→ Given instruction: Find the string "SINOPEC" in the records. Copy every line it appears in.

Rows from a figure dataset
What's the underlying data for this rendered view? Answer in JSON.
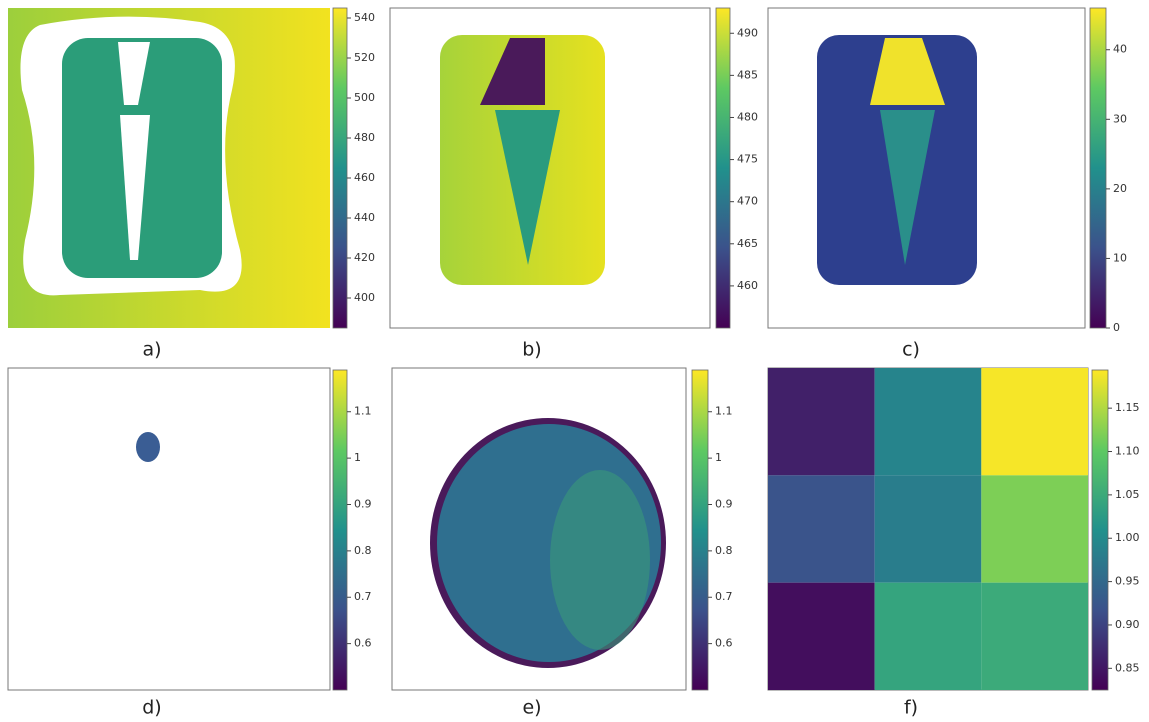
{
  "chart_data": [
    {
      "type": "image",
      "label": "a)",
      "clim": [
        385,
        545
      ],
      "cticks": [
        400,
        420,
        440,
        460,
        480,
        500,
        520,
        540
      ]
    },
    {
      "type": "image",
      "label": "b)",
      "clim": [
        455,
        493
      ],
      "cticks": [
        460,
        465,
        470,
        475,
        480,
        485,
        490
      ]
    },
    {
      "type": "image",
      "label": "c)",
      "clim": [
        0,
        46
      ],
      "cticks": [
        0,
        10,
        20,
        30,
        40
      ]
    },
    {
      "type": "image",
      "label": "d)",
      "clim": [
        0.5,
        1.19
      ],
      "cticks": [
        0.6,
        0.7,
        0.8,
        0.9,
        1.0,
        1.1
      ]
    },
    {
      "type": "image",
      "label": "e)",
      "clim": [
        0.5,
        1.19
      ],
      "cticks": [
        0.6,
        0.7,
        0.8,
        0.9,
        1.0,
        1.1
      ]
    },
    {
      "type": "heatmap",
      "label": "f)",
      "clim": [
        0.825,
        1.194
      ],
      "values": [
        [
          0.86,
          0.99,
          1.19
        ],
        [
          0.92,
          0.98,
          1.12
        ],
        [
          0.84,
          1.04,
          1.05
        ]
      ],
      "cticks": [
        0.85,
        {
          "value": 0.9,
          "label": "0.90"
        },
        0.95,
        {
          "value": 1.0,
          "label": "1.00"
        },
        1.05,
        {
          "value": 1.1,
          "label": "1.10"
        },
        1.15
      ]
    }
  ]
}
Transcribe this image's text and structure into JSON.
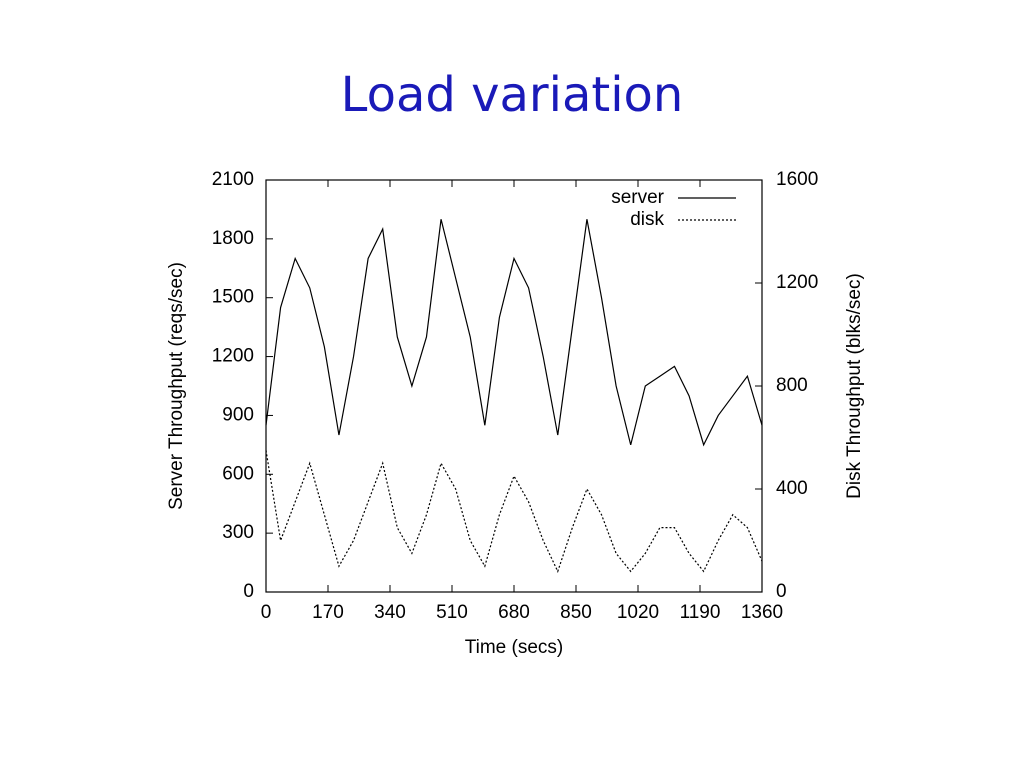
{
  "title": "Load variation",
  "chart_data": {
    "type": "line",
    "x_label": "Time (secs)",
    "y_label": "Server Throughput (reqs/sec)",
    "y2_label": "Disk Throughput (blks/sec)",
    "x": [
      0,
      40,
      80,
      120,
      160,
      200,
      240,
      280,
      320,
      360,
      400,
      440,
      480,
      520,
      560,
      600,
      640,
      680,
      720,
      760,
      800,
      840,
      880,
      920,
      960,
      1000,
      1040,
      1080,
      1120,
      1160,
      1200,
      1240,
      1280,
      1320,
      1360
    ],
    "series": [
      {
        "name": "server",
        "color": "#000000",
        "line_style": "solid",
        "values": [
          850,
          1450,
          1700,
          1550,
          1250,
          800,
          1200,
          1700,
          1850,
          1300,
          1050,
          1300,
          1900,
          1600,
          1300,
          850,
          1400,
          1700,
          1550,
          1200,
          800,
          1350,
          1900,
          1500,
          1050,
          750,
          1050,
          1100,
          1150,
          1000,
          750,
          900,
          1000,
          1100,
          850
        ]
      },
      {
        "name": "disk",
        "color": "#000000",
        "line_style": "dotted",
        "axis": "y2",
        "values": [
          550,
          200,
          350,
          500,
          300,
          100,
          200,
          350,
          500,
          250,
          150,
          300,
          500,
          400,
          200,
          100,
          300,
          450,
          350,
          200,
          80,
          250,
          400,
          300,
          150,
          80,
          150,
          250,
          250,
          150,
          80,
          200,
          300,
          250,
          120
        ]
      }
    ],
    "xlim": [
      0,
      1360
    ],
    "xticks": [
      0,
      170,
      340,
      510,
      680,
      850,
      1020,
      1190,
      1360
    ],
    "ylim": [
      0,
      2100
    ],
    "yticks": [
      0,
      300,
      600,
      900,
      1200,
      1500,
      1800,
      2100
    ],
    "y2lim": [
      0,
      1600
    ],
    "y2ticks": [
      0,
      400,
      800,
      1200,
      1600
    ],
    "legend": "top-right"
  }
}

==

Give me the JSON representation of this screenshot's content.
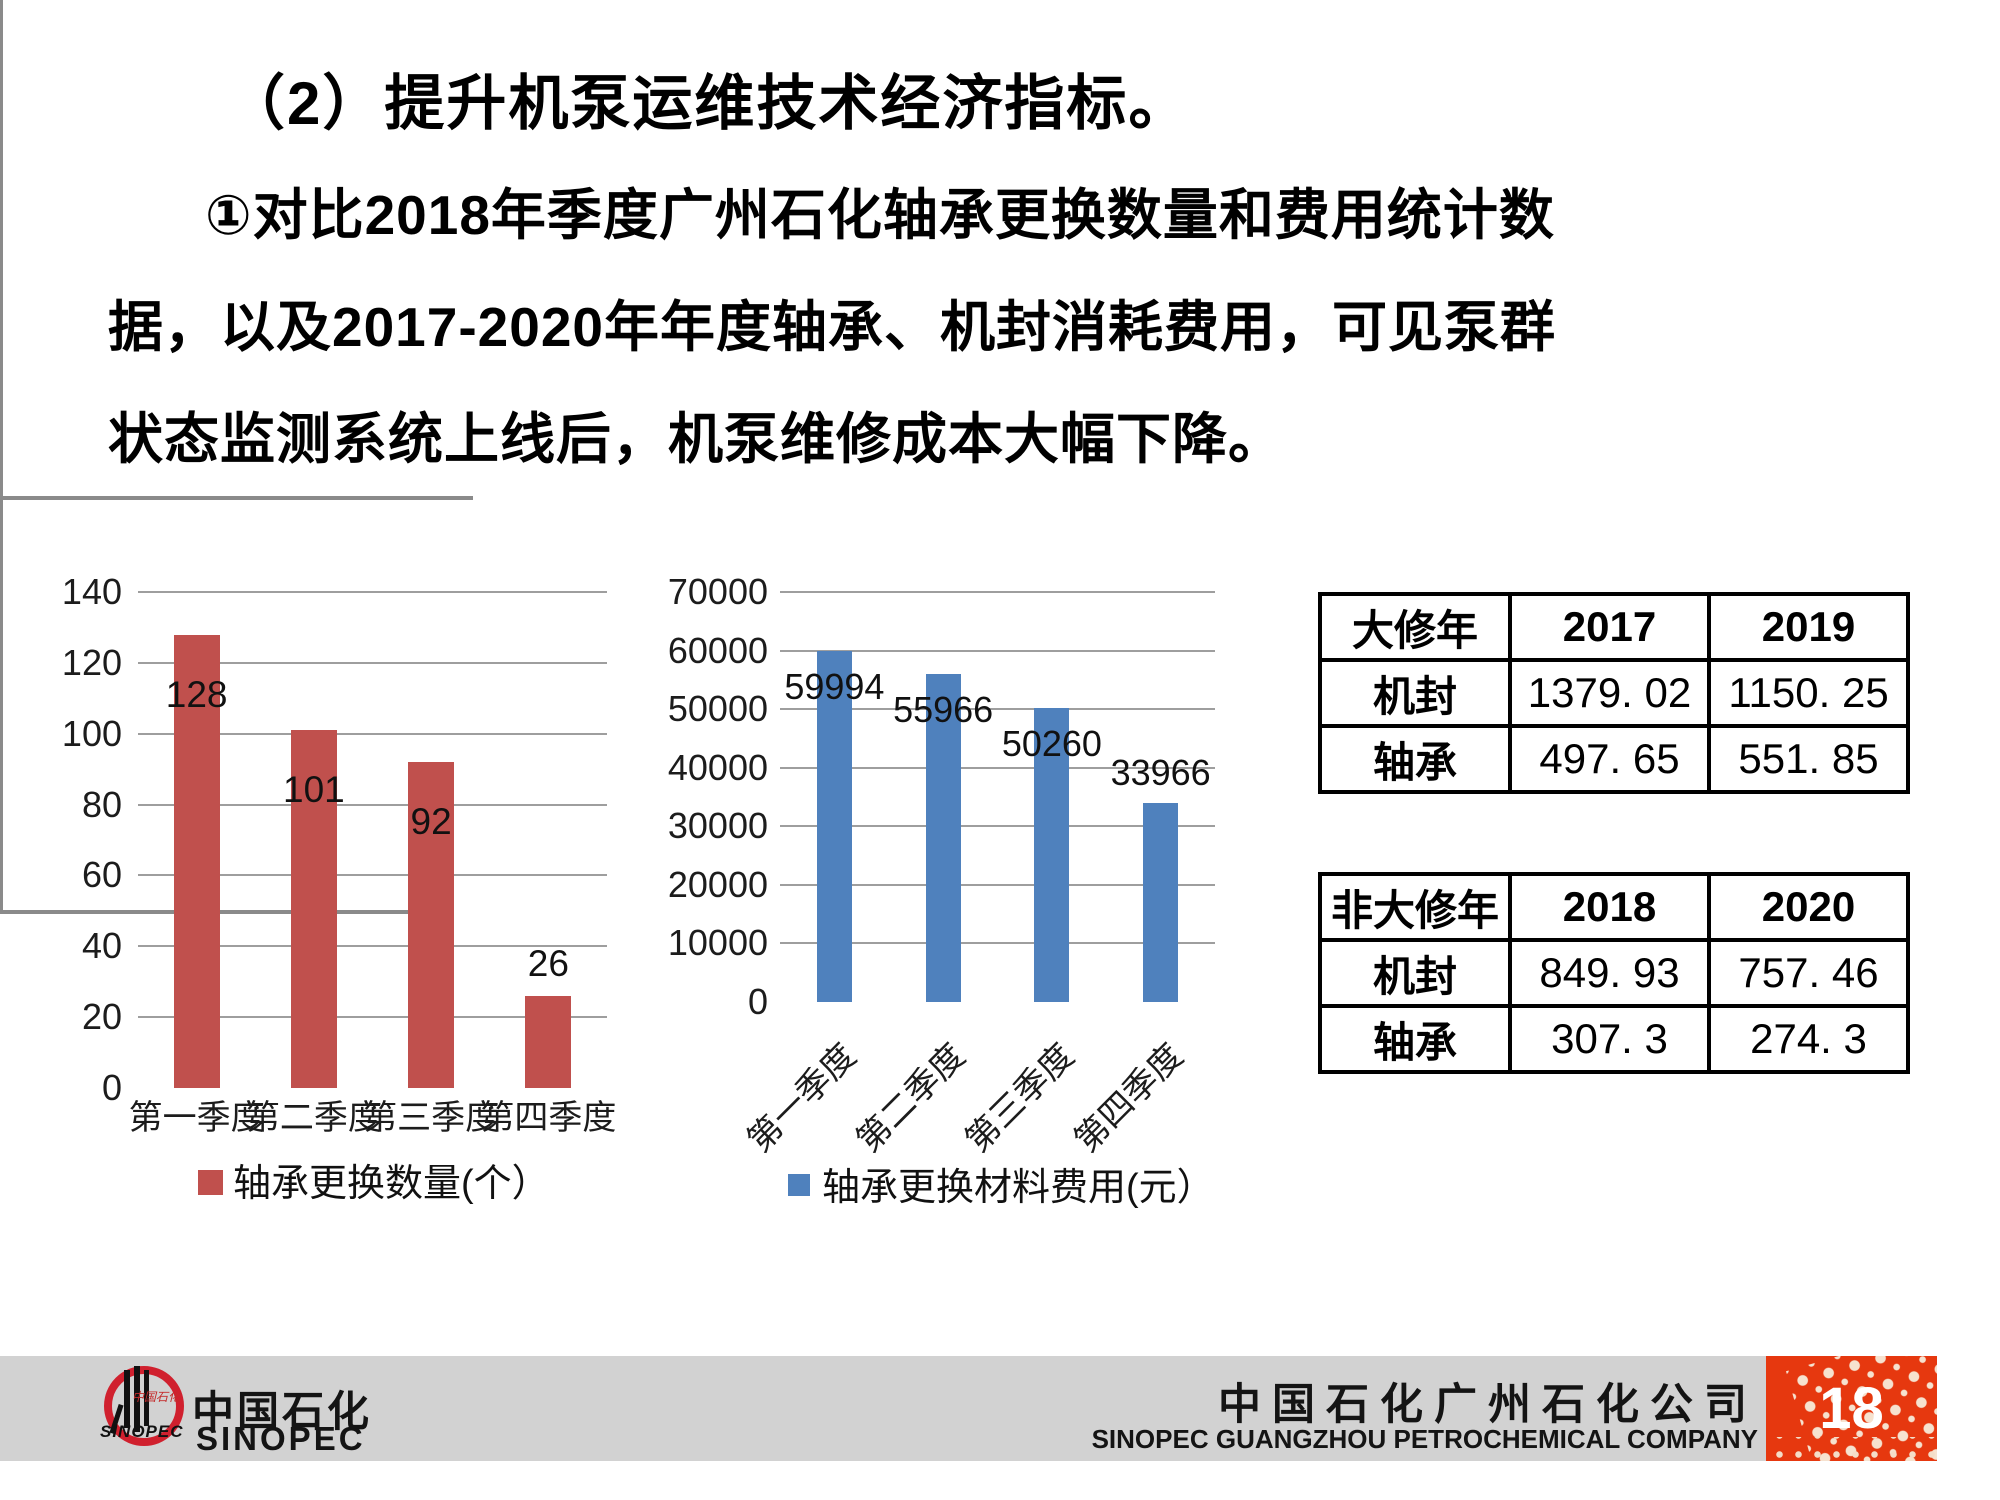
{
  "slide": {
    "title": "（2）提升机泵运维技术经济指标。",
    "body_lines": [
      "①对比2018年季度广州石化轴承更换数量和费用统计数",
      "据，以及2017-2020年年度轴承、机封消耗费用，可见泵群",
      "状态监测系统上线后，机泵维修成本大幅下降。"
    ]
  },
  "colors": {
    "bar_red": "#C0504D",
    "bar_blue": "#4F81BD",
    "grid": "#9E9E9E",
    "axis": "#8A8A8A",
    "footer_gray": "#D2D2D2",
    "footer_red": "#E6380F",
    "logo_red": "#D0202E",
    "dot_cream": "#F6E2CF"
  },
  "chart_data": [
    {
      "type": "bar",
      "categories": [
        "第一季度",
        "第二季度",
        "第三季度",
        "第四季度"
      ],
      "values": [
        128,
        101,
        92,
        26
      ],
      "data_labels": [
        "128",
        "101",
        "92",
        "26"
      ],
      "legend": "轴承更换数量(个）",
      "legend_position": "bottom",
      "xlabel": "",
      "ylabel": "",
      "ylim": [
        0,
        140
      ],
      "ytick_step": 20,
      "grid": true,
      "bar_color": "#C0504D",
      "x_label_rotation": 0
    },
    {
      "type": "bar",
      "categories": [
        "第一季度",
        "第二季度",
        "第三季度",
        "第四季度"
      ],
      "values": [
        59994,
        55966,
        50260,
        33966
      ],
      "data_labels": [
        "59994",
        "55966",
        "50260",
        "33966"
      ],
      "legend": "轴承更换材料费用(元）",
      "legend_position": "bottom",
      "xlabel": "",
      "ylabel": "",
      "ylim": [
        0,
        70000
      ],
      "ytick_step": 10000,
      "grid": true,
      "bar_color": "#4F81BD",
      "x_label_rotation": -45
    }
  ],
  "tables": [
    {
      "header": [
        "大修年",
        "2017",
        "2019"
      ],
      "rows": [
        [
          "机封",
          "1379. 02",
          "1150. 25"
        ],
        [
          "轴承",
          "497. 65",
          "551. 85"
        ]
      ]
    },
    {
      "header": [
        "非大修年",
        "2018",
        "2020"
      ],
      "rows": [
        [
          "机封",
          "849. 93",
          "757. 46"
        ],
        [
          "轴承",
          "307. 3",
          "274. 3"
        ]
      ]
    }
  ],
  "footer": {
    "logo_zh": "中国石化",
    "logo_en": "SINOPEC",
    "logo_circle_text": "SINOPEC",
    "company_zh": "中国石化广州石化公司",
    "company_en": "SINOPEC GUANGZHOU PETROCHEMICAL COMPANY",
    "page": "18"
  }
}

* * *

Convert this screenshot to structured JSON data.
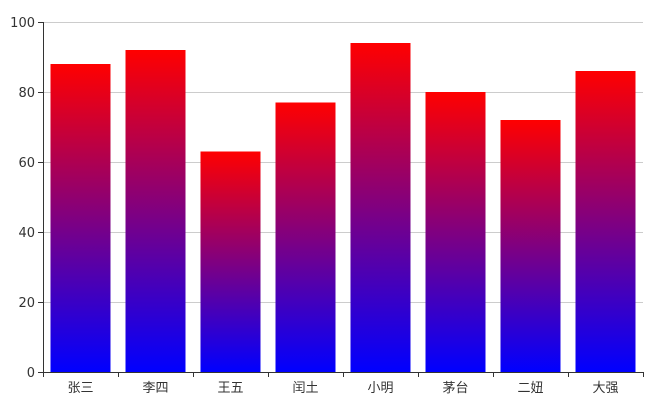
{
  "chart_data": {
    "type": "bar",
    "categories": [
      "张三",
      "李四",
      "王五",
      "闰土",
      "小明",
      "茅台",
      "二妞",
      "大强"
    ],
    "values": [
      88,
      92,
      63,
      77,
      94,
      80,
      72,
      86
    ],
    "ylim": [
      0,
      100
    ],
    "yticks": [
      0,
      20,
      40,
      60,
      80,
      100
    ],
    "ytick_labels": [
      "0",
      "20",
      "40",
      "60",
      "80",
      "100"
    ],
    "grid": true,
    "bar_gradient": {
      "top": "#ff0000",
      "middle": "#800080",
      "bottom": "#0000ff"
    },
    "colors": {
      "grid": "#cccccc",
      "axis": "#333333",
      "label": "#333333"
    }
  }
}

→ Solved problem:
    "logo_en": "SINOPEC",
    "logo_circle_text": "SINOPEC",
    "company_en": "SINOPEC GUANGZHOU PETROCHEMICAL COMPANY",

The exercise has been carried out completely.